>> BEGIN SUPPLIED INFORMATION

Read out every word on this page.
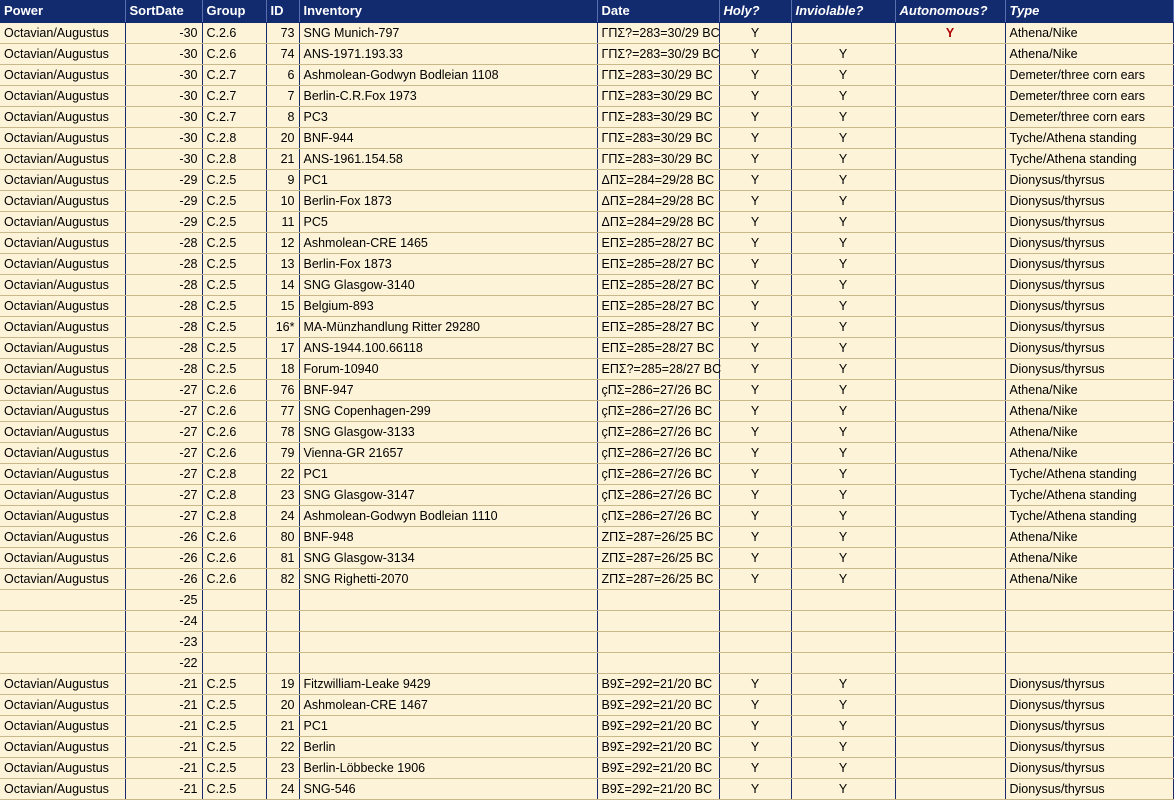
Power	SortDate	Group	ID	Inventory	Date	Holy?	Inviolable?	Autonomous?	Type
Octavian/Augustus	-30	C.2.6	73	SNG Munich-797	ΓΠΣ?=283=30/29 BC	Y		Y	Athena/Nike
Octavian/Augustus	-30	C.2.6	74	ANS-1971.193.33	ΓΠΣ?=283=30/29 BC	Y	Y		Athena/Nike
Octavian/Augustus	-30	C.2.7	6	Ashmolean-Godwyn Bodleian 1108	ΓΠΣ=283=30/29 BC	Y	Y		Demeter/three corn ears
Octavian/Augustus	-30	C.2.7	7	Berlin-C.R.Fox 1973	ΓΠΣ=283=30/29 BC	Y	Y		Demeter/three corn ears
Octavian/Augustus	-30	C.2.7	8	PC3	ΓΠΣ=283=30/29 BC	Y	Y		Demeter/three corn ears
Octavian/Augustus	-30	C.2.8	20	BNF-944	ΓΠΣ=283=30/29 BC	Y	Y		Tyche/Athena standing
Octavian/Augustus	-30	C.2.8	21	ANS-1961.154.58	ΓΠΣ=283=30/29 BC	Y	Y		Tyche/Athena standing
Octavian/Augustus	-29	C.2.5	9	PC1	ΔΠΣ=284=29/28 BC	Y	Y		Dionysus/thyrsus
Octavian/Augustus	-29	C.2.5	10	Berlin-Fox 1873	ΔΠΣ=284=29/28 BC	Y	Y		Dionysus/thyrsus
Octavian/Augustus	-29	C.2.5	11	PC5	ΔΠΣ=284=29/28 BC	Y	Y		Dionysus/thyrsus
Octavian/Augustus	-28	C.2.5	12	Ashmolean-CRE 1465	ΕΠΣ=285=28/27 BC	Y	Y		Dionysus/thyrsus
Octavian/Augustus	-28	C.2.5	13	Berlin-Fox 1873	ΕΠΣ=285=28/27 BC	Y	Y		Dionysus/thyrsus
Octavian/Augustus	-28	C.2.5	14	SNG Glasgow-3140	ΕΠΣ=285=28/27 BC	Y	Y		Dionysus/thyrsus
Octavian/Augustus	-28	C.2.5	15	Belgium-893	ΕΠΣ=285=28/27 BC	Y	Y		Dionysus/thyrsus
Octavian/Augustus	-28	C.2.5	16*	MA-Münzhandlung Ritter 29280	ΕΠΣ=285=28/27 BC	Y	Y		Dionysus/thyrsus
Octavian/Augustus	-28	C.2.5	17	ANS-1944.100.66118	ΕΠΣ=285=28/27 BC	Y	Y		Dionysus/thyrsus
Octavian/Augustus	-28	C.2.5	18	Forum-10940	ΕΠΣ?=285=28/27 BC	Y	Y		Dionysus/thyrsus
Octavian/Augustus	-27	C.2.6	76	BNF-947	çΠΣ=286=27/26 BC	Y	Y		Athena/Nike
Octavian/Augustus	-27	C.2.6	77	SNG Copenhagen-299	çΠΣ=286=27/26 BC	Y	Y		Athena/Nike
Octavian/Augustus	-27	C.2.6	78	SNG Glasgow-3133	çΠΣ=286=27/26 BC	Y	Y		Athena/Nike
Octavian/Augustus	-27	C.2.6	79	Vienna-GR 21657	çΠΣ=286=27/26 BC	Y	Y		Athena/Nike
Octavian/Augustus	-27	C.2.8	22	PC1	çΠΣ=286=27/26 BC	Y	Y		Tyche/Athena standing
Octavian/Augustus	-27	C.2.8	23	SNG Glasgow-3147	çΠΣ=286=27/26 BC	Y	Y		Tyche/Athena standing
Octavian/Augustus	-27	C.2.8	24	Ashmolean-Godwyn Bodleian 1110	çΠΣ=286=27/26 BC	Y	Y		Tyche/Athena standing
Octavian/Augustus	-26	C.2.6	80	BNF-948	ΖΠΣ=287=26/25 BC	Y	Y		Athena/Nike
Octavian/Augustus	-26	C.2.6	81	SNG Glasgow-3134	ΖΠΣ=287=26/25 BC	Y	Y		Athena/Nike
Octavian/Augustus	-26	C.2.6	82	SNG Righetti-2070	ΖΠΣ=287=26/25 BC	Y	Y		Athena/Nike
	-25								
	-24								
	-23								
	-22								
Octavian/Augustus	-21	C.2.5	19	Fitzwilliam-Leake 9429	B9Σ=292=21/20 BC	Y	Y		Dionysus/thyrsus
Octavian/Augustus	-21	C.2.5	20	Ashmolean-CRE 1467	B9Σ=292=21/20 BC	Y	Y		Dionysus/thyrsus
Octavian/Augustus	-21	C.2.5	21	PC1	B9Σ=292=21/20 BC	Y	Y		Dionysus/thyrsus
Octavian/Augustus	-21	C.2.5	22	Berlin	B9Σ=292=21/20 BC	Y	Y		Dionysus/thyrsus
Octavian/Augustus	-21	C.2.5	23	Berlin-Löbbecke 1906	B9Σ=292=21/20 BC	Y	Y		Dionysus/thyrsus
Octavian/Augustus	-21	C.2.5	24	SNG-546	B9Σ=292=21/20 BC	Y	Y		Dionysus/thyrsus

>> END SUPPLIED INFORMATION

JOB: Identify the lines in the records above that contain the word "Ashmolean", then state how many there are and nothing more.

RESPONSE TO THIS EXERCISE: 4